(Stored items from a collection)

▼▼▼

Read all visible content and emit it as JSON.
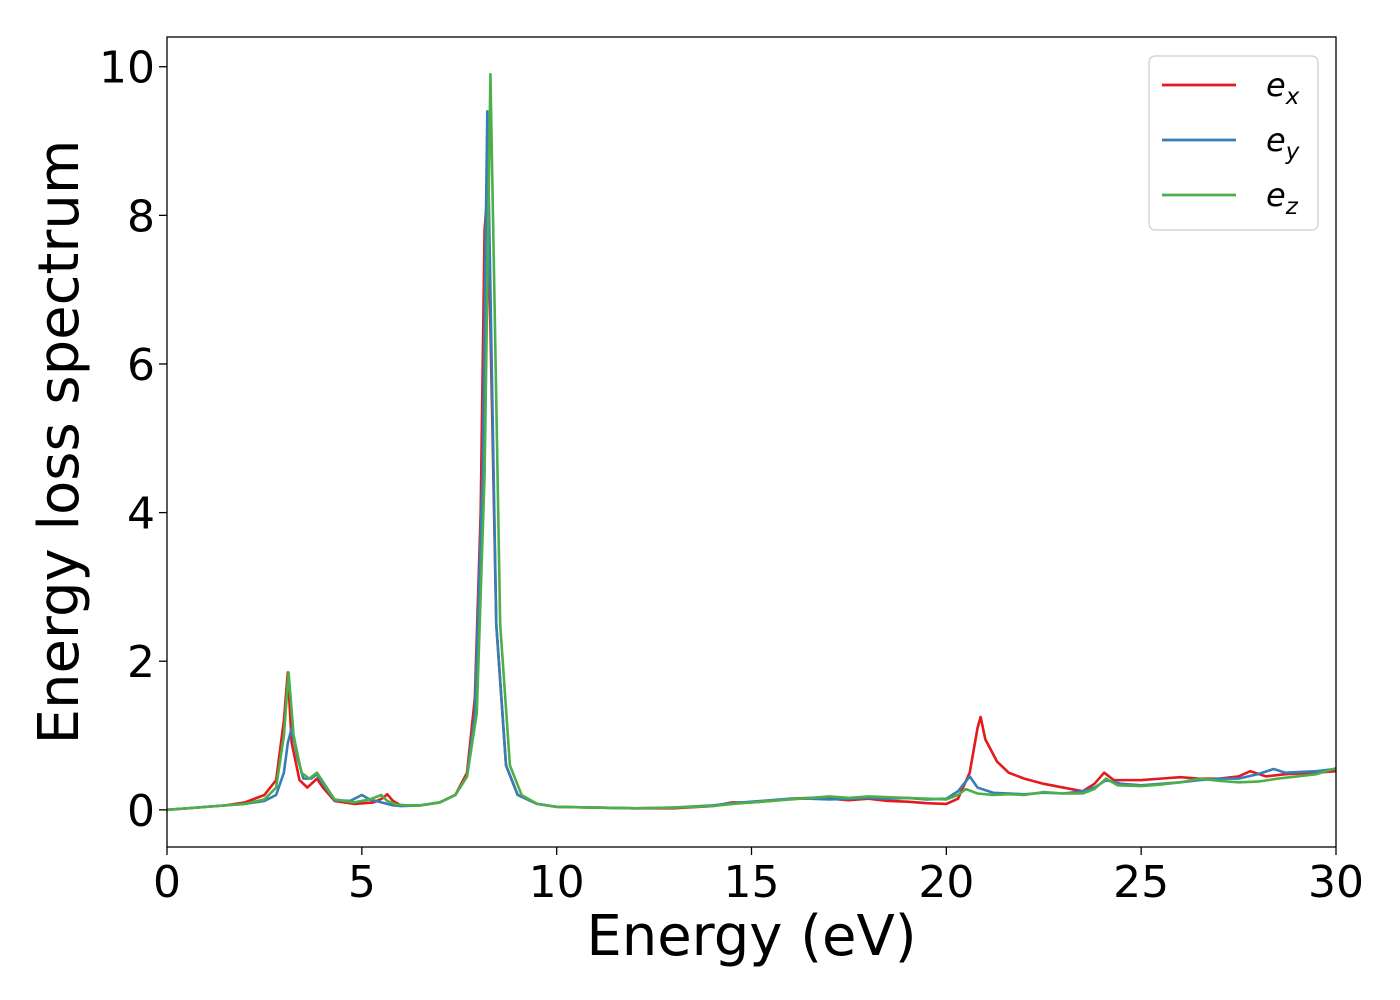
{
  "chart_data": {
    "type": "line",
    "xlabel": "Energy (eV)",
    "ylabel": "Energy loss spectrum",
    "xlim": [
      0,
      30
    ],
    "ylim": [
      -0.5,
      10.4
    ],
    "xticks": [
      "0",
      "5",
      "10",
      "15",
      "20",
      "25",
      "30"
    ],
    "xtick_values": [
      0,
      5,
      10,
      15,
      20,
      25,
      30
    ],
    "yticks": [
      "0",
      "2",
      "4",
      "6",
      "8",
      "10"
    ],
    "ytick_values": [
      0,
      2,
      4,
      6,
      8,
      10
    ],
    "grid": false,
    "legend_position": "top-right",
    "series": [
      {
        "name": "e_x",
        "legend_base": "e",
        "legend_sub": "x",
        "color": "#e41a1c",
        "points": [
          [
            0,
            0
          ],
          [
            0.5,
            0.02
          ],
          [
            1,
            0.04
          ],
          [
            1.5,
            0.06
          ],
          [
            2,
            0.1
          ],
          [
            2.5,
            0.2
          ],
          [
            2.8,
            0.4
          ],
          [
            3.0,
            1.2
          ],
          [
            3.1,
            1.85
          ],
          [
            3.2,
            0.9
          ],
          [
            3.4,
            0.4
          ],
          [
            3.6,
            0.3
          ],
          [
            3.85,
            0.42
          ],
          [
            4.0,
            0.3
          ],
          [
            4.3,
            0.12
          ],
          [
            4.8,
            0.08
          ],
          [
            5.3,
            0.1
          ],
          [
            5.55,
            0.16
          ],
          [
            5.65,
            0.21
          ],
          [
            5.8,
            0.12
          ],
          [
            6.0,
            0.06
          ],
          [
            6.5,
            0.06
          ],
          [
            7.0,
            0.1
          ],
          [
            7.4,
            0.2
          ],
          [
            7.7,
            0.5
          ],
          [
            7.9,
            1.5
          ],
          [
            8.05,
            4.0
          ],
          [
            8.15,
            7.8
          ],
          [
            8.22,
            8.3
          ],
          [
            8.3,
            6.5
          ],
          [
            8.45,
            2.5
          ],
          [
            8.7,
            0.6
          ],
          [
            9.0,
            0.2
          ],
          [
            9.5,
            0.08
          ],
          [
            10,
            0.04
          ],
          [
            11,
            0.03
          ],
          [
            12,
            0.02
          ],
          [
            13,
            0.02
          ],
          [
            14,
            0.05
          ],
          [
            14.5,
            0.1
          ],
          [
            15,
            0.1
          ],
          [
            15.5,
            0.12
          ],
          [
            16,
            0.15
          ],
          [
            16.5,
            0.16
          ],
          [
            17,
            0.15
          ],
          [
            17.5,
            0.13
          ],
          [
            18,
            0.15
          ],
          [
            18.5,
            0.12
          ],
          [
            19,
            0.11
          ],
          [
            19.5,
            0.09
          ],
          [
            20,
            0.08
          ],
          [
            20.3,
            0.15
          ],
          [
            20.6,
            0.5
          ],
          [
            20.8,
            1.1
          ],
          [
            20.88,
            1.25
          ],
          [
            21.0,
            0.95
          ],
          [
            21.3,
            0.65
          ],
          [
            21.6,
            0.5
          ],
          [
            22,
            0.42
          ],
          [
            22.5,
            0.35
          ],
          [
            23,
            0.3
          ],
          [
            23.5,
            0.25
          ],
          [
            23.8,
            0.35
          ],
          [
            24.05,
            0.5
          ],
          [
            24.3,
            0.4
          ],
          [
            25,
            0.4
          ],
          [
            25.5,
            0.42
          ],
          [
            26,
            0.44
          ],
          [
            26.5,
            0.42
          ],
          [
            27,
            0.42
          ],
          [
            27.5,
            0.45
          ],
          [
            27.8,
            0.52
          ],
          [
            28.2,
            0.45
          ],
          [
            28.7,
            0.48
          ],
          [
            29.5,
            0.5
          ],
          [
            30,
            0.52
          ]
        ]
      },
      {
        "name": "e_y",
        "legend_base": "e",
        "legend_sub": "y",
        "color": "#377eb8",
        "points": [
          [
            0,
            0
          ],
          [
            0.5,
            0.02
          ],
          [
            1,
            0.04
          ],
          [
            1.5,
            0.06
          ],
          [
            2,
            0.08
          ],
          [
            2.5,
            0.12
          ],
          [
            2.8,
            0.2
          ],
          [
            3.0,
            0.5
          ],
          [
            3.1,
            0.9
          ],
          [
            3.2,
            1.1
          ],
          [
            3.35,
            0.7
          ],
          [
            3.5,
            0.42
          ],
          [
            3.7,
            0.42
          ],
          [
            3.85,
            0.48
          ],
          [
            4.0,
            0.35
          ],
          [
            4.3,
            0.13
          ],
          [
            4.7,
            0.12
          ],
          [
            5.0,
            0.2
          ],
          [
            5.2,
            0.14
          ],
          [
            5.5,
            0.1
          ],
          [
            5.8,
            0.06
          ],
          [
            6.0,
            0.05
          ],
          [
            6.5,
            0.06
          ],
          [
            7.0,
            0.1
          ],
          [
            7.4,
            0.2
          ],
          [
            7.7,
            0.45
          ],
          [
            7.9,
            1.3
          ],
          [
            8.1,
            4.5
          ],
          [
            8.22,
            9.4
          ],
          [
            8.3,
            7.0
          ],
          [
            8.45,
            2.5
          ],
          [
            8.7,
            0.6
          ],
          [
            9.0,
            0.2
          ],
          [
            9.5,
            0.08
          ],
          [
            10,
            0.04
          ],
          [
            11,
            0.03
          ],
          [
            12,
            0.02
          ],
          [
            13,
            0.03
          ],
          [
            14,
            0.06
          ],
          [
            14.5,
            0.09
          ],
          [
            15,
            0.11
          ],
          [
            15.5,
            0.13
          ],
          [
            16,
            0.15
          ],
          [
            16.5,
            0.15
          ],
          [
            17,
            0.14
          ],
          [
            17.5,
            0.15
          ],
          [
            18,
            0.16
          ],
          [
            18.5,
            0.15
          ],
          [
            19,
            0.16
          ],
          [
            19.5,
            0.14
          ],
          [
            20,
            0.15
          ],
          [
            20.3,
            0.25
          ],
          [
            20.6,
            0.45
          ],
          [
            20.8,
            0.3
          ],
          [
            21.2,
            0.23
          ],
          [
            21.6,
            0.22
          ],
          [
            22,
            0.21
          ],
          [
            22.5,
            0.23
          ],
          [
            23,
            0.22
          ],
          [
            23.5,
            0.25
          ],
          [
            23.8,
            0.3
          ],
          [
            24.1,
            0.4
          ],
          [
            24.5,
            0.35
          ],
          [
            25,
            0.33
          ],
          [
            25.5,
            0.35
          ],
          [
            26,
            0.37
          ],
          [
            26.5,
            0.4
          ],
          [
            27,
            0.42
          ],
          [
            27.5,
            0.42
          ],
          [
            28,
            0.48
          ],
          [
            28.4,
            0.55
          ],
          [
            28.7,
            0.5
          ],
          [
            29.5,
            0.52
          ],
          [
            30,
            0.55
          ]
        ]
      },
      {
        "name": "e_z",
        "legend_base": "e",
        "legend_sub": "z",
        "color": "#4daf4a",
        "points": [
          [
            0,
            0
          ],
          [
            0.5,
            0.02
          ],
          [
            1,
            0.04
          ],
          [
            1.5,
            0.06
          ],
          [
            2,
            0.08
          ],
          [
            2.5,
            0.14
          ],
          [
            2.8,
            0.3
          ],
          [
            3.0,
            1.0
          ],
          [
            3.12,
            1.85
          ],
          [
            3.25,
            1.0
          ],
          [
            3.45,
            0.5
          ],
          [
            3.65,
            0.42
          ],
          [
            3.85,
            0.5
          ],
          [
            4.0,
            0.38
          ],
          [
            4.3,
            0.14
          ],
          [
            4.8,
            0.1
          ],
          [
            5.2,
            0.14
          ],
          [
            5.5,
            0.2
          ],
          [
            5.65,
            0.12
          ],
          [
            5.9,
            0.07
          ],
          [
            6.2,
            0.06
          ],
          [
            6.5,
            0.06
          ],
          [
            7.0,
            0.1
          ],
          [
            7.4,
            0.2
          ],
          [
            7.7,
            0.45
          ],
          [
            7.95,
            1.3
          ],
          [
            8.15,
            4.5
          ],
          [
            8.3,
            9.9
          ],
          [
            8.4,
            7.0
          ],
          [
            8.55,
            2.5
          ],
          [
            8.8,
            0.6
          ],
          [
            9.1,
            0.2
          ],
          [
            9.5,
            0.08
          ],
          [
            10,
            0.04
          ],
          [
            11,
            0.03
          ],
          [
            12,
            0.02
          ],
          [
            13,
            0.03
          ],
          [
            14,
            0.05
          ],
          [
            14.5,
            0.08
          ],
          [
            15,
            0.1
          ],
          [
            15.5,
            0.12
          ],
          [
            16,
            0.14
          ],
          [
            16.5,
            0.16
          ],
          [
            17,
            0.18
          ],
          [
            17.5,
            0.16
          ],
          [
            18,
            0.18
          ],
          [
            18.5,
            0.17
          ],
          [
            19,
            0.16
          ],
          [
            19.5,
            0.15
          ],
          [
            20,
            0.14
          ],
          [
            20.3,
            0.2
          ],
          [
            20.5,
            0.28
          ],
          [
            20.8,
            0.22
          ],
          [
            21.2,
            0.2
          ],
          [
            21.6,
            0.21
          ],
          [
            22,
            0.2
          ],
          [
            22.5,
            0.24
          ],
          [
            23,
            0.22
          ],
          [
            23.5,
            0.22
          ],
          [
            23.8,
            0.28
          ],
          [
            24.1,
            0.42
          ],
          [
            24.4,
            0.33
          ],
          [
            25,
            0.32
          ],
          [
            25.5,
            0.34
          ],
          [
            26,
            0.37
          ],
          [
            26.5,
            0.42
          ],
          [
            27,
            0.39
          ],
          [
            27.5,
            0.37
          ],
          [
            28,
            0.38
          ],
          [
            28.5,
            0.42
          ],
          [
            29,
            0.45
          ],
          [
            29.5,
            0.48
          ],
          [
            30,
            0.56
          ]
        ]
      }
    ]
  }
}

▲▲▲

DIRECTION:
Search the entries for the word "Energy", then gather every line that has it.

RESPONSE TO THE TASK:
    "xlabel": "Energy (eV)",
    "ylabel": "Energy loss spectrum",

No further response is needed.